WHAT YOU ARE ASKED TO DO: Where a line contains the word "Read", copy that line in full.
──────── DATASET RECORDS ────────
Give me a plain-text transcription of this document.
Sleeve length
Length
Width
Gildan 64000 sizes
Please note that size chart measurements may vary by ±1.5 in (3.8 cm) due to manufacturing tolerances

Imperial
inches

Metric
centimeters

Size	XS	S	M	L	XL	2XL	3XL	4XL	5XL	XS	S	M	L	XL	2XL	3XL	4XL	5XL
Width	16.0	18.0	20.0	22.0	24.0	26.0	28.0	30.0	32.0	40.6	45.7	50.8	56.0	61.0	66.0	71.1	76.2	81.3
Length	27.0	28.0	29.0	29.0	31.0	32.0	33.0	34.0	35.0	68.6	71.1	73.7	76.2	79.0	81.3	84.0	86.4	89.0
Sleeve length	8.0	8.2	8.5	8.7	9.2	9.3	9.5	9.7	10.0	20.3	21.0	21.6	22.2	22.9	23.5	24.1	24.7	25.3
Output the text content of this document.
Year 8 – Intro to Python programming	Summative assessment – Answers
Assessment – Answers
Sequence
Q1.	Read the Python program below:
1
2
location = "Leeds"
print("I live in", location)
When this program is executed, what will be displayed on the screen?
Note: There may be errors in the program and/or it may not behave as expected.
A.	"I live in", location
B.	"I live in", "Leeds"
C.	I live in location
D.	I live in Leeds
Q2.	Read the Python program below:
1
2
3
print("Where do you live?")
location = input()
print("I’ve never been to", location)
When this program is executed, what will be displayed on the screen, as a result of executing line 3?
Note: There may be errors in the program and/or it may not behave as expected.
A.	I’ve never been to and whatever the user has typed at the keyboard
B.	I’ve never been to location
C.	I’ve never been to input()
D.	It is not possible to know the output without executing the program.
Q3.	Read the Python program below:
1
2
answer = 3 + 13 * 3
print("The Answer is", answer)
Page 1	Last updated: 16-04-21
────────
EXPECTED ANSWER:
Q1.	Read the Python program below:
Q2.	Read the Python program below:
Q3.	Read the Python program below:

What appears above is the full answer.